____ RECORDS FOR THIS TASK

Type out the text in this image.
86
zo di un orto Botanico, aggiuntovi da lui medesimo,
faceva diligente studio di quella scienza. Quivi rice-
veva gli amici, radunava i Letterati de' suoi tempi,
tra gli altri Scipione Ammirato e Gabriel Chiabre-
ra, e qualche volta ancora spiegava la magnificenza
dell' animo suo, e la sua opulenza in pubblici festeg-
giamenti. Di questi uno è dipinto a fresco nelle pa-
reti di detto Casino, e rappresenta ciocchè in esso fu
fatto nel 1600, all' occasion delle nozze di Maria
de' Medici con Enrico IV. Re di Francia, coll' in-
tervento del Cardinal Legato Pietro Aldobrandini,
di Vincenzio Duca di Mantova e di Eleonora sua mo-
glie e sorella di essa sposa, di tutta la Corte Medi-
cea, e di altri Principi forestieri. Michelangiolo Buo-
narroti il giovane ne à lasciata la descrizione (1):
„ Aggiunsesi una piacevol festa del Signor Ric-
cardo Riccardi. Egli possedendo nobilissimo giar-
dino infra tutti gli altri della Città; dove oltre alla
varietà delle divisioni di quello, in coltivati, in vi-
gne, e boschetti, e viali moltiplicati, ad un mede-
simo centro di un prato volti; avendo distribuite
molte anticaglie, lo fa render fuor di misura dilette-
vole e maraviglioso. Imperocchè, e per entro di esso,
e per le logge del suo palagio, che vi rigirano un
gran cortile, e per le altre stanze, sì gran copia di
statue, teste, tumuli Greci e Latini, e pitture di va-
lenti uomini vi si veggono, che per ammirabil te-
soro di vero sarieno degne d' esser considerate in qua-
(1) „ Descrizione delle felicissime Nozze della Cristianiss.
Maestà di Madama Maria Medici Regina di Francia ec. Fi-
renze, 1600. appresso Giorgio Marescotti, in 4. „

________

→ **WORK REQUIRED**: Identify how many lines in the entries above contain the word "Medici" and provide only that figure.

→ **EXERCISE ANSWER**: 2